[Stored dataset items]
..........

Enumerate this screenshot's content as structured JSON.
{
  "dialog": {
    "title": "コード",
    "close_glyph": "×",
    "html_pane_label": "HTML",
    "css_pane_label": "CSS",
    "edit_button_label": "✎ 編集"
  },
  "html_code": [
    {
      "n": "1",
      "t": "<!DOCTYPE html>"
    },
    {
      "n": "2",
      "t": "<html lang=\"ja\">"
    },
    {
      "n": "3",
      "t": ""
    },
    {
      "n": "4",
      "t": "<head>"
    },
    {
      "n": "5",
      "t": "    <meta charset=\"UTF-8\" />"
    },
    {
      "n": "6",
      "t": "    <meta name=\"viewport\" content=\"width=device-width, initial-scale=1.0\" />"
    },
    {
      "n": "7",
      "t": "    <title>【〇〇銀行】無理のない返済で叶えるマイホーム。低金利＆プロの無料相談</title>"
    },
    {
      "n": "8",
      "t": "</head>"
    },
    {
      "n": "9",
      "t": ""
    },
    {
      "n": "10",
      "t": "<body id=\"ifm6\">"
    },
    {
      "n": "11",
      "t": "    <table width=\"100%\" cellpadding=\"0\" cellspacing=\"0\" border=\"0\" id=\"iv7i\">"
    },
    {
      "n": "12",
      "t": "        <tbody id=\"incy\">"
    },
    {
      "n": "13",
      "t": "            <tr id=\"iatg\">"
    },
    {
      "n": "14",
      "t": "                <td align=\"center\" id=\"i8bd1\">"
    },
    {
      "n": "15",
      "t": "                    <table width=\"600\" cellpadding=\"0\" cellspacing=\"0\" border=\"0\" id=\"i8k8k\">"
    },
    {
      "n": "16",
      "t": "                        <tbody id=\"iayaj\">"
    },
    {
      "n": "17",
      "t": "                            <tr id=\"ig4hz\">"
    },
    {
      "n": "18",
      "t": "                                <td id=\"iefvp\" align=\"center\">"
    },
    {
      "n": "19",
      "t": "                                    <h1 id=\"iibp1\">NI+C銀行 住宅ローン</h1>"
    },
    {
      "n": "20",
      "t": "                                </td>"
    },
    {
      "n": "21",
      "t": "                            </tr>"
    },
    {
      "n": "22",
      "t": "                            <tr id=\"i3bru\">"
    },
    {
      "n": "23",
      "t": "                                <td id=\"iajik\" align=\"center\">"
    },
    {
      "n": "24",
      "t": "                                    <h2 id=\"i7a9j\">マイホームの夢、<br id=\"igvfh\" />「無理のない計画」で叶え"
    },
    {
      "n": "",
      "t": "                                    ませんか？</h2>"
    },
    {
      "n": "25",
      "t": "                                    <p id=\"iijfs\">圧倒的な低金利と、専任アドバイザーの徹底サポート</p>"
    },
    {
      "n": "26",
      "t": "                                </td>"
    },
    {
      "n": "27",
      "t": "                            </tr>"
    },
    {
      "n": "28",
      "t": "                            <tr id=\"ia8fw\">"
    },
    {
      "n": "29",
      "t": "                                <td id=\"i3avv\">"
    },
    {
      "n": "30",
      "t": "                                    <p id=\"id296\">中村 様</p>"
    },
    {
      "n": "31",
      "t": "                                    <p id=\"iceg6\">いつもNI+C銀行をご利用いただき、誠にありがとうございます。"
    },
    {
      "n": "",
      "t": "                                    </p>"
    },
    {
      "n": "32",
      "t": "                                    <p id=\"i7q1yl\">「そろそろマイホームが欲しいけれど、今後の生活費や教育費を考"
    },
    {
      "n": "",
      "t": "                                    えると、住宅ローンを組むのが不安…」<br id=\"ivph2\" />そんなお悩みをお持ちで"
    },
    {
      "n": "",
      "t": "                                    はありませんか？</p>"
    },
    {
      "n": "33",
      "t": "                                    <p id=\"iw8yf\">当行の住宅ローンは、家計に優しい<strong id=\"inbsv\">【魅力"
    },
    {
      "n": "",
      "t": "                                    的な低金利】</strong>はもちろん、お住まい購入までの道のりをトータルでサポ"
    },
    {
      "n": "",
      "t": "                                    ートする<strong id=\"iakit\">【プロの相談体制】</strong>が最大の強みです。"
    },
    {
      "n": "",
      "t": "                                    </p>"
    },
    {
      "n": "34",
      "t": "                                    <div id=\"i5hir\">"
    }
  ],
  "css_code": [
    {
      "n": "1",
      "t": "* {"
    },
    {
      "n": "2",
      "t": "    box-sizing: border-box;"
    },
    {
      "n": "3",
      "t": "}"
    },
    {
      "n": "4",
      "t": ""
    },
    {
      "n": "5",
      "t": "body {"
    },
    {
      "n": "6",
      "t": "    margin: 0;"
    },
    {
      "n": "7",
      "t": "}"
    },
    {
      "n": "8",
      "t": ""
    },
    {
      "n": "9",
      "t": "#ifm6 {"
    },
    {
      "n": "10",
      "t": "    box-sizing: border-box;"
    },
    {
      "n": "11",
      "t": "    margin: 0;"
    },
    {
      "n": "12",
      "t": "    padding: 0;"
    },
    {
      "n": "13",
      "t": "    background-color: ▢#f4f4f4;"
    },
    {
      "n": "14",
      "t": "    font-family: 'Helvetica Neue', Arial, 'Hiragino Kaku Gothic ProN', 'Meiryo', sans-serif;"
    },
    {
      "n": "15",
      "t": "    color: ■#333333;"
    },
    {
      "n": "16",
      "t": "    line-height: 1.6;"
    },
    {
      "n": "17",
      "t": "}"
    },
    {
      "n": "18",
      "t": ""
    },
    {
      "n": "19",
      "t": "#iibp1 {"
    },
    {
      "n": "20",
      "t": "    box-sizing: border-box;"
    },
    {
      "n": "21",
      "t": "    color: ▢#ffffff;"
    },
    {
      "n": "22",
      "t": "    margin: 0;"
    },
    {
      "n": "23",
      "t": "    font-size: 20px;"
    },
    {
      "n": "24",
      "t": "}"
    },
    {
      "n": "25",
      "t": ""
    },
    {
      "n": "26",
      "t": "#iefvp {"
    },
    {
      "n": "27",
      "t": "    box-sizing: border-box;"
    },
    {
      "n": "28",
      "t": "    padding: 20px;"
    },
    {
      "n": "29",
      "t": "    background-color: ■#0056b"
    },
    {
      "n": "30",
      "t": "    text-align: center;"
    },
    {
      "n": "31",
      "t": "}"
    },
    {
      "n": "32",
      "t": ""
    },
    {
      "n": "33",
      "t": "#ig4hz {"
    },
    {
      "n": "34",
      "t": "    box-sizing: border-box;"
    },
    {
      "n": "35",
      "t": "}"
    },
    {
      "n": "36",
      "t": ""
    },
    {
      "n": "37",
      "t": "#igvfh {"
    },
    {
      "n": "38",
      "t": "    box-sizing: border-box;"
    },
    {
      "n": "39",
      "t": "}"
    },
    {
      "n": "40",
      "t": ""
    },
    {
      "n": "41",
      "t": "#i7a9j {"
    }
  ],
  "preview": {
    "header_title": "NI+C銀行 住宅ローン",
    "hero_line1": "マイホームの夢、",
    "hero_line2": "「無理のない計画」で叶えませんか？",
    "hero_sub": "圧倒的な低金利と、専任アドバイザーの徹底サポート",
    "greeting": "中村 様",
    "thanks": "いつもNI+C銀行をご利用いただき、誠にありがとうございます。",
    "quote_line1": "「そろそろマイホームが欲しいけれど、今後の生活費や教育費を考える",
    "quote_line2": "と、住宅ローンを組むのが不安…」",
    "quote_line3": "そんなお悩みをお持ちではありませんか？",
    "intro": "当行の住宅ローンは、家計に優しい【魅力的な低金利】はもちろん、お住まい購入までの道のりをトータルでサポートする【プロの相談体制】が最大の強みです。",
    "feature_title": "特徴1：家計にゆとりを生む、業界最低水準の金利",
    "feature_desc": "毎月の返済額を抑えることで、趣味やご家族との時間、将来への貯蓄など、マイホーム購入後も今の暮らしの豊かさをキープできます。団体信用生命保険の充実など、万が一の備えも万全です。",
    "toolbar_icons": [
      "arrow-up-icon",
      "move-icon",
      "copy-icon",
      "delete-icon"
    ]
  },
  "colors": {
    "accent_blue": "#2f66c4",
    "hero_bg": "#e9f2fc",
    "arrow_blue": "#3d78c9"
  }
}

..........

Only lines that hold the string "meta" belong in the answer, so copy every one of them from the records.

      "t": "    <meta charset=\"UTF-8\" />"
      "t": "    <meta name=\"viewport\" content=\"width=device-width, initial-scale=1.0\" />"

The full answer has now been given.